**GOAL OF THE EXERCISE:** From the book blog below, extract the passage between "Frindle ~ An" and "save and why?", inclusive, copying it word for word.
─── ARTICLE
Anne Nesbet has shown us a bit of what she's got in The Cabinet of Earths, and I can't wait to see what else she's got in store for us.  Maybe a book set in Russia, or a story about the film industry - and those are just ideas I got from her book jacket.

Blog you later!

Ali B.

Tuesday, February 21, 2012

The Mighty Miss Malone

Deza is The Mighty Miss Malone.  Smart, funny, loyal, and hardworking, Deza Malone lives with her mother, father, and older brother, Jimmie in Gary, Indiana during The Great Depression.  This story is hers,  and she is exceptional, but I want to write about Jimmie.

Jimmie is Deza's fifteen year old brother.  He's small for his age - he stopped growing when he was twelve.  He loves his family, is caring and kind to Deza, and wants to do the right thing, but Jimmie always finds a way to land himself in trouble.  Maybe it's because he wants to prove he is big, maybe it's because he loves and wants to help his family, or maybe it's because Jimmie is not too bright, but Jimmie makes bad choices. He hangs out with a numbers man, steals pies off windowsills, and gets into fights with bullies.  It feels like you should dislike Jimmie, but you can't.  Jimmie is a likable scoundrel.

Jimmie has a hard time reading, he can't draw or spell, but Jimmie has one talent that everyone recognizes.  Jimmie can sing.  He sings in church, he sings for his family, and he sings the National Anthem at Negro League baseball games.  Jimmie needs no accompaniment.  His pitch is perfect, and his voice is high and clear.  And Jimmie loves to sing because singing makes him feel ten feet tall.

When Deza and Jimmie's father leaves the family to go find work, the family packs up and goes looking for him.  Things are bleak for the Malones, but by the story's conclusion Christopher Paul Curtis teaches us a thing or two (or three) about heroes - they aren't always big, they aren't always smart, and they aren't always the story's main character.

Blog you later!

Ali B.

Sunday, February 19, 2012

Frindle ~ An Award Winning Essay

My bright and beautiful, quirky and kind son wrote this essay for a contest sponsored by the San Diego Public Library.  He won!  The topic of his essay ~ If all the books in the world were about to disappear, which book would you save and why?  

  FRINDLE ~ By Mateo

Frindle is a book about a fifth grader named Nicholas Allen who creates a new word, and the word spreads across the country.  If all the books in the world were about to disappear I would choose this one because it’s about creativity, it teaches you how to make new words, plus it’s super funny.
Frindle is a book about creativity, and if you put something out there, you never know what to expect.  Really, this book makes you realize one change can go a long way.  Nicholas Allen learns from his teacher how words are created, how they are used, and how they aren’t used.
The book teaches you how words are created, and what words have to do to be a real word.  For example, it has to be written, spoken, and finally, put in the dictionary.
──────
─── RECORDS
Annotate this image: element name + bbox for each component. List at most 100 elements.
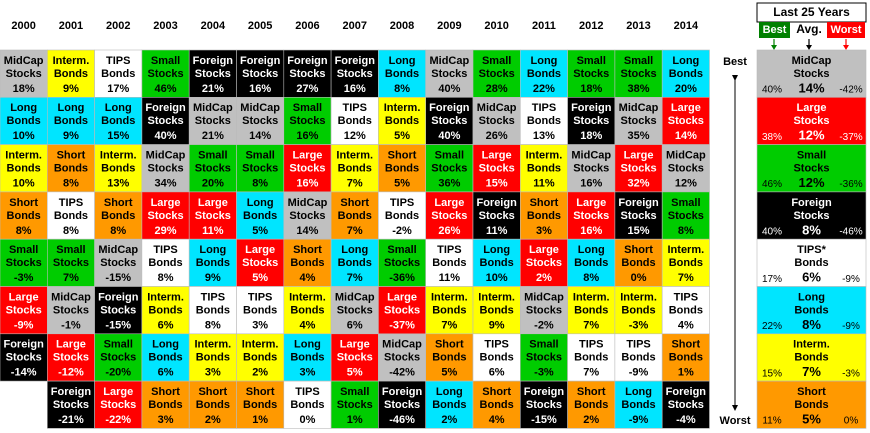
asset-name: Stocks [668,163,704,175]
asset-name: Bonds [385,115,419,127]
asset-name: Bonds [54,163,88,175]
asset-name: TIPS [484,339,508,351]
best-value: 38% [762,132,782,143]
best-label: Best [723,56,747,68]
asset-name: Interm. [5,150,42,162]
return-cell [425,286,474,335]
asset-name: Bonds [101,210,135,222]
return-cell [236,238,285,287]
return-value: 7% [678,272,694,284]
return-value: -2% [392,225,412,237]
asset-name: Long [10,102,37,114]
return-cell [236,144,285,193]
asset-name: Stocks [6,257,42,269]
asset-name: Stocks [195,210,231,222]
summary-cell [756,191,867,240]
asset-name: Small [151,55,180,67]
return-cell [614,238,663,287]
asset-name: Stocks [793,163,829,175]
asset-name: Stocks [526,304,562,316]
asset-name: Bonds [290,304,324,316]
asset-name: TIPS [248,291,272,303]
asset-name: Stocks [289,163,325,175]
asset-name: Stocks [573,115,609,127]
asset-name: Stocks [242,163,278,175]
asset-name: Bonds [196,304,230,316]
asset-name: Short [340,197,369,209]
return-value: 8% [394,83,410,95]
asset-name: Bonds [243,210,277,222]
asset-name: Foreign [618,197,659,209]
asset-name: Interm. [384,102,421,114]
asset-name: Foreign [240,55,281,67]
asset-name: Foreign [98,291,139,303]
asset-name: Bonds [196,399,230,411]
return-cell [236,333,285,382]
return-value: 29% [155,225,177,237]
asset-name: Large [671,102,701,114]
asset-name: Long [105,102,132,114]
asset-name: Bonds [148,304,182,316]
asset-name: Interm. [526,150,563,162]
worst-value: -9% [842,274,860,285]
return-cell [472,97,521,145]
return-value: -3% [629,319,649,331]
return-value: 2% [583,414,599,426]
year-label: 2005 [248,20,272,32]
return-value: -21% [58,414,84,426]
return-cell [0,144,48,193]
return-cell [519,238,568,287]
asset-name: Stocks [431,115,467,127]
return-value: -15% [531,414,557,426]
asset-name: Bonds [7,115,41,127]
asset-name: Small [482,55,511,67]
return-cell [94,380,143,429]
asset-name: Bonds [527,68,561,80]
asset-name: Short [104,197,133,209]
return-cell [378,333,426,382]
return-value: 35% [628,130,650,142]
return-value: 6% [347,319,363,331]
asset-name: Short [198,386,227,398]
asset-name: Stocks [793,210,829,222]
asset-name: Stocks [100,304,136,316]
avg-value: 6% [802,270,821,285]
asset-name: MidCap [477,102,517,114]
return-value: 5% [347,367,363,379]
asset-name: Stocks [431,163,467,175]
return-cell [330,286,379,335]
return-value: 20% [202,178,224,190]
return-value: 0% [631,272,647,284]
asset-name: MidCap [146,150,186,162]
asset-name: Stocks [668,115,704,127]
return-cell [188,286,237,335]
asset-name: Stocks [526,257,562,269]
return-value: -9% [14,319,34,331]
return-value: 2% [441,414,457,426]
asset-name: Stocks [53,257,89,269]
return-cell [94,191,143,240]
asset-name: Short [151,386,180,398]
return-cell [425,97,474,145]
asset-name: Small [9,244,38,256]
return-cell [283,97,332,145]
asset-name: Stocks [148,210,184,222]
return-cell [425,144,474,193]
asset-name: Stocks [100,399,136,411]
asset-name: Small [387,244,416,256]
return-cell [378,97,426,145]
asset-name: Bonds [196,352,230,364]
return-cell [472,191,521,240]
return-value: 5% [252,225,268,237]
return-cell [330,238,379,287]
return-value: 3% [158,414,174,426]
return-value: 6% [158,367,174,379]
asset-name: MidCap [382,339,422,351]
asset-name: Stocks [573,163,609,175]
best-value: 15% [762,368,782,379]
asset-name: Foreign [791,197,832,209]
asset-name: TIPS* [797,244,826,256]
asset-name: Stocks [384,257,420,269]
asset-name: TIPS [153,244,177,256]
worst-value: -42% [839,85,862,96]
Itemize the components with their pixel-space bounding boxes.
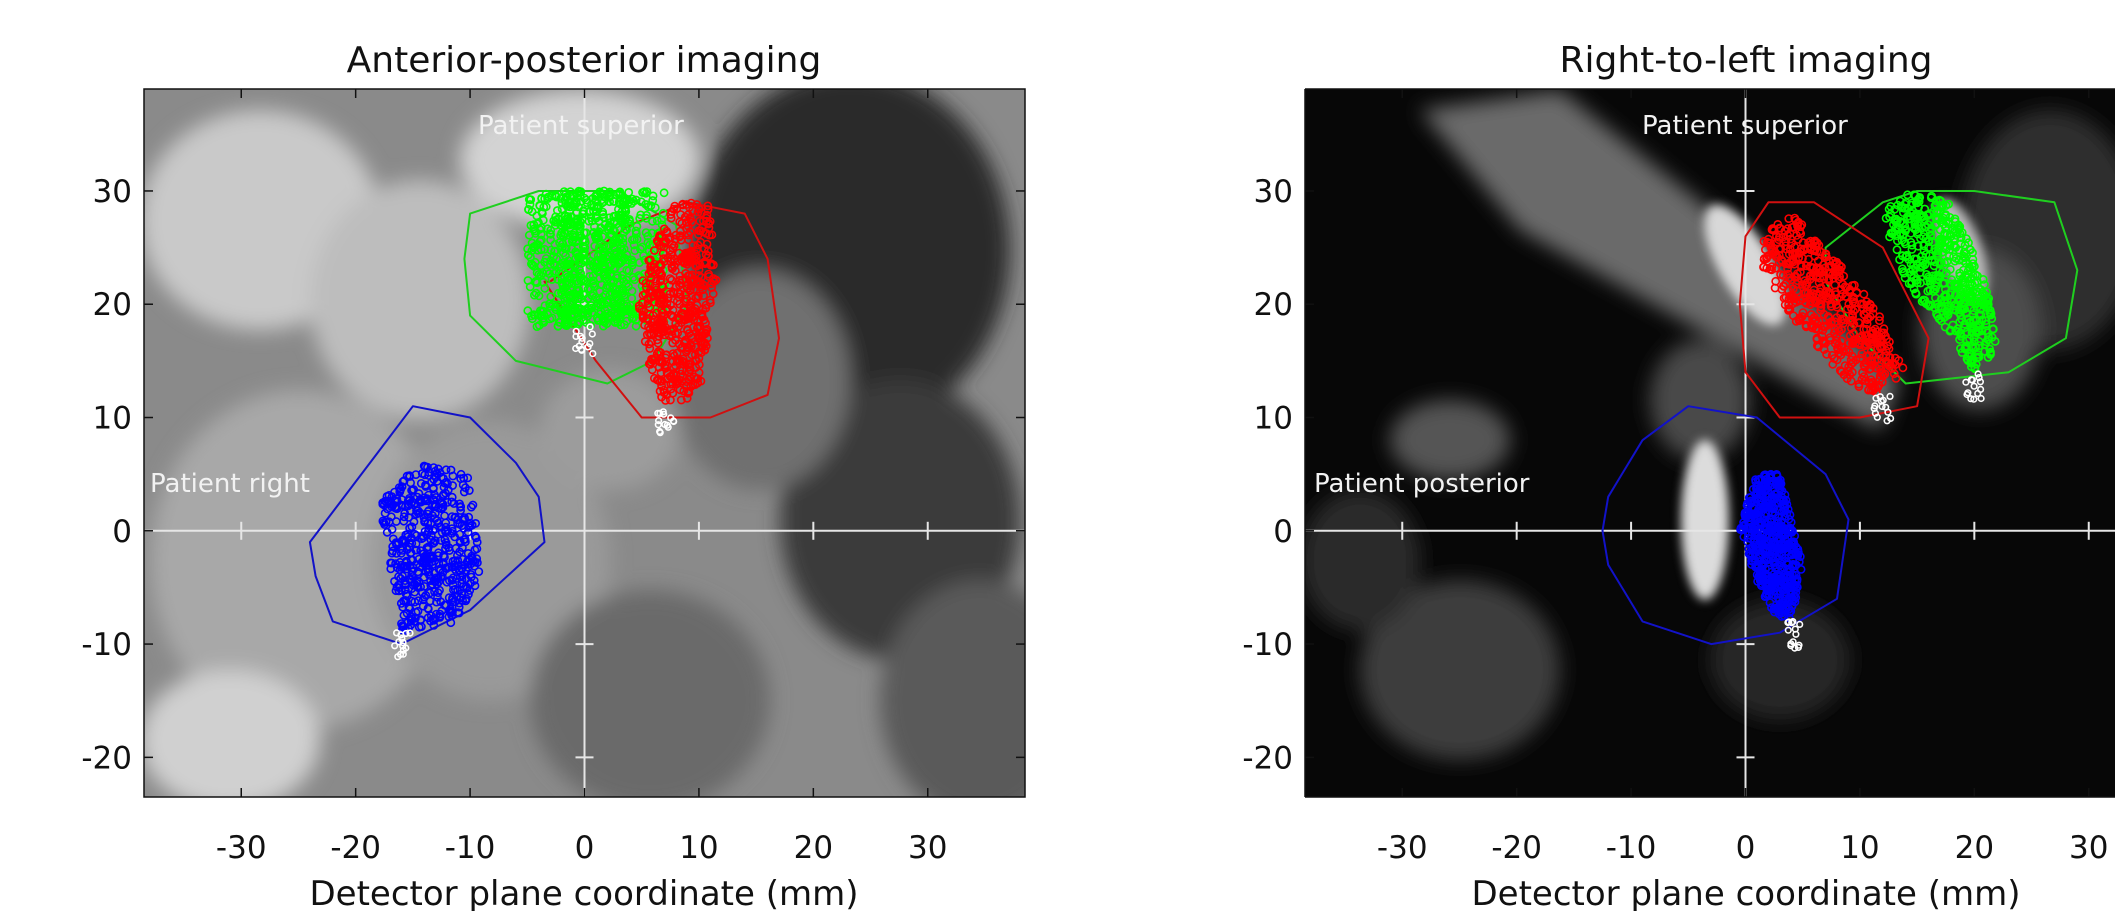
y-tick-label: 0 — [112, 514, 132, 550]
panel-right-to-left: Right-to-left imaging — [1242, 40, 2115, 911]
annotation-superior: Patient superior — [478, 111, 684, 141]
image-background — [1300, 89, 2115, 797]
y-tick-labels: 30 20 10 0 -10 -20 — [81, 174, 132, 776]
y-tick-label: -10 — [81, 627, 132, 663]
x-axis-label: Detector plane coordinate (mm) — [309, 874, 858, 911]
y-tick-labels: 30 20 10 0 -10 -20 — [1242, 174, 1293, 776]
x-tick-label: 30 — [908, 830, 947, 866]
x-tick-label: -20 — [330, 830, 381, 866]
x-tick-label: 10 — [679, 830, 718, 866]
x-tick-label: 20 — [794, 830, 833, 866]
x-tick-labels: -30 -20 -10 0 10 20 30 — [216, 830, 948, 866]
y-tick-label: -20 — [81, 740, 132, 776]
x-tick-label: -30 — [1377, 830, 1428, 866]
y-tick-label: 0 — [1273, 514, 1293, 550]
y-tick-label: -10 — [1242, 627, 1293, 663]
chart-title: Anterior-posterior imaging — [347, 40, 822, 81]
x-tick-label: 30 — [2069, 830, 2108, 866]
x-tick-label: 10 — [1840, 830, 1879, 866]
panel-anterior-posterior: Anterior-posterior imaging Patient su — [81, 40, 1080, 911]
x-tick-label: 0 — [575, 830, 595, 866]
x-tick-label: -20 — [1491, 830, 1542, 866]
image-background — [140, 70, 1080, 820]
chart-title: Right-to-left imaging — [1560, 40, 1933, 81]
x-axis-label: Detector plane coordinate (mm) — [1471, 874, 2020, 911]
annotation-superior: Patient superior — [1642, 111, 1848, 141]
y-tick-label: 20 — [93, 287, 132, 323]
y-tick-label: 10 — [93, 401, 132, 437]
x-tick-label: -10 — [1606, 830, 1657, 866]
x-tick-label: 20 — [1955, 830, 1994, 866]
annotation-posterior: Patient posterior — [1314, 469, 1530, 499]
y-tick-label: 20 — [1254, 287, 1293, 323]
x-tick-labels: -30 -20 -10 0 10 20 30 — [1377, 830, 2109, 866]
annotation-right: Patient right — [150, 469, 310, 499]
y-tick-label: 30 — [93, 174, 132, 210]
y-tick-label: 10 — [1254, 401, 1293, 437]
y-tick-label: 30 — [1254, 174, 1293, 210]
y-tick-label: -20 — [1242, 740, 1293, 776]
x-tick-label: -10 — [445, 830, 496, 866]
x-tick-label: -30 — [216, 830, 267, 866]
x-tick-label: 0 — [1736, 830, 1756, 866]
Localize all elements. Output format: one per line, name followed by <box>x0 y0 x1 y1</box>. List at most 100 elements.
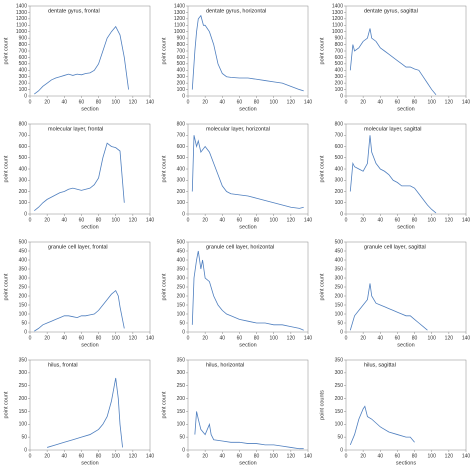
y-tick-label: 400 <box>335 257 344 263</box>
x-tick-label: 20 <box>202 217 208 223</box>
y-tick-label: 800 <box>19 42 28 48</box>
y-tick-label: 0 <box>24 329 27 335</box>
x-axis-label: section <box>81 224 98 230</box>
y-tick-label: 200 <box>19 80 28 86</box>
x-tick-label: 80 <box>254 335 260 341</box>
y-tick-label: 50 <box>337 320 343 326</box>
y-tick-label: 350 <box>335 266 344 272</box>
x-tick-label: 20 <box>44 99 50 105</box>
x-tick-label: 40 <box>220 453 226 459</box>
y-tick-label: 200 <box>177 189 186 195</box>
data-line <box>349 283 428 331</box>
x-tick-label: 100 <box>270 99 279 105</box>
y-tick-label: 150 <box>19 302 28 308</box>
x-tick-label: 60 <box>395 217 401 223</box>
x-tick-label: 120 <box>129 335 138 341</box>
x-tick-label: 140 <box>462 217 471 223</box>
data-line <box>194 411 304 450</box>
y-tick-label: 250 <box>19 383 28 389</box>
y-tick-label: 0 <box>182 211 185 217</box>
chart-title: dentate gyrus, frontal <box>48 8 100 14</box>
x-tick-label: 0 <box>345 453 348 459</box>
x-tick-label: 60 <box>395 453 401 459</box>
data-line <box>34 142 125 211</box>
x-tick-label: 60 <box>237 453 243 459</box>
x-tick-label: 140 <box>146 335 155 341</box>
y-tick-label: 0 <box>340 329 343 335</box>
y-tick-label: 400 <box>335 68 344 74</box>
y-tick-label: 800 <box>335 121 344 127</box>
x-tick-label: 100 <box>270 335 279 341</box>
x-tick-label: 140 <box>304 217 313 223</box>
y-tick-label: 100 <box>19 422 28 428</box>
y-tick-label: 200 <box>19 189 28 195</box>
y-tick-label: 1400 <box>174 3 185 9</box>
x-tick-label: 0 <box>187 335 190 341</box>
y-tick-label: 50 <box>21 320 27 326</box>
x-tick-label: 80 <box>412 453 418 459</box>
plot-frame <box>345 359 467 451</box>
x-tick-label: 40 <box>220 335 226 341</box>
y-tick-label: 100 <box>177 311 186 317</box>
y-tick-label: 1000 <box>16 29 27 35</box>
chart-title: granule cell layer, sagittal <box>364 244 426 250</box>
y-tick-label: 350 <box>19 357 28 363</box>
chart-title: granule cell layer, frontal <box>48 244 108 250</box>
plot-frame <box>29 359 151 451</box>
x-tick-label: 120 <box>287 335 296 341</box>
x-tick-label: 0 <box>187 217 190 223</box>
y-tick-label: 400 <box>19 68 28 74</box>
y-tick-label: 150 <box>335 409 344 415</box>
y-tick-label: 100 <box>177 87 186 93</box>
x-tick-label: 100 <box>428 217 437 223</box>
y-tick-label: 300 <box>177 74 186 80</box>
y-tick-label: 300 <box>19 74 28 80</box>
y-tick-label: 700 <box>19 48 28 54</box>
y-tick-label: 600 <box>19 55 28 61</box>
plot-frame <box>345 241 467 333</box>
x-tick-label: 100 <box>428 335 437 341</box>
y-tick-label: 1100 <box>174 23 185 29</box>
data-line <box>47 377 123 448</box>
y-tick-label: 200 <box>177 396 186 402</box>
x-tick-label: 100 <box>428 453 437 459</box>
x-tick-label: 80 <box>96 99 102 105</box>
y-tick-label: 100 <box>335 422 344 428</box>
chart-title: molecular layer, frontal <box>48 126 103 132</box>
y-tick-label: 200 <box>177 80 186 86</box>
y-tick-label: 800 <box>19 121 28 127</box>
x-tick-label: 80 <box>412 335 418 341</box>
y-axis-label: point count <box>3 273 9 300</box>
y-tick-label: 50 <box>179 320 185 326</box>
x-tick-label: 100 <box>112 335 121 341</box>
y-tick-label: 150 <box>19 409 28 415</box>
y-tick-label: 200 <box>335 293 344 299</box>
y-tick-label: 350 <box>177 266 186 272</box>
x-tick-label: 100 <box>270 217 279 223</box>
y-axis-label: point count <box>319 273 325 300</box>
x-tick-label: 0 <box>29 453 32 459</box>
y-tick-label: 900 <box>177 35 186 41</box>
x-tick-label: 60 <box>395 99 401 105</box>
x-tick-label: 20 <box>202 453 208 459</box>
data-line <box>349 405 415 446</box>
y-tick-label: 200 <box>19 293 28 299</box>
x-tick-label: 140 <box>146 217 155 223</box>
x-tick-label: 120 <box>129 453 138 459</box>
x-tick-label: 40 <box>62 335 68 341</box>
data-line <box>191 135 304 209</box>
x-tick-label: 40 <box>62 99 68 105</box>
x-tick-label: 100 <box>428 99 437 105</box>
y-tick-label: 300 <box>19 275 28 281</box>
x-tick-label: 60 <box>79 217 85 223</box>
plot-frame <box>345 123 467 215</box>
y-tick-label: 500 <box>19 239 28 245</box>
y-tick-label: 800 <box>177 42 186 48</box>
x-tick-label: 80 <box>96 335 102 341</box>
x-tick-label: 20 <box>202 335 208 341</box>
plot-frame <box>29 241 151 333</box>
y-tick-label: 400 <box>19 166 28 172</box>
y-tick-label: 100 <box>19 200 28 206</box>
x-tick-label: 140 <box>304 99 313 105</box>
y-tick-label: 50 <box>179 434 185 440</box>
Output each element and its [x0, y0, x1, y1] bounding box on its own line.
──────
**TASK RESULT:**
Frindle ~ An Award Winning Essay

My bright and beautiful, quirky and kind son wrote this essay for a contest sponsored by the San Diego Public Library.  He won!  The topic of his essay ~ If all the books in the world were about to disappear, which book would you save and why?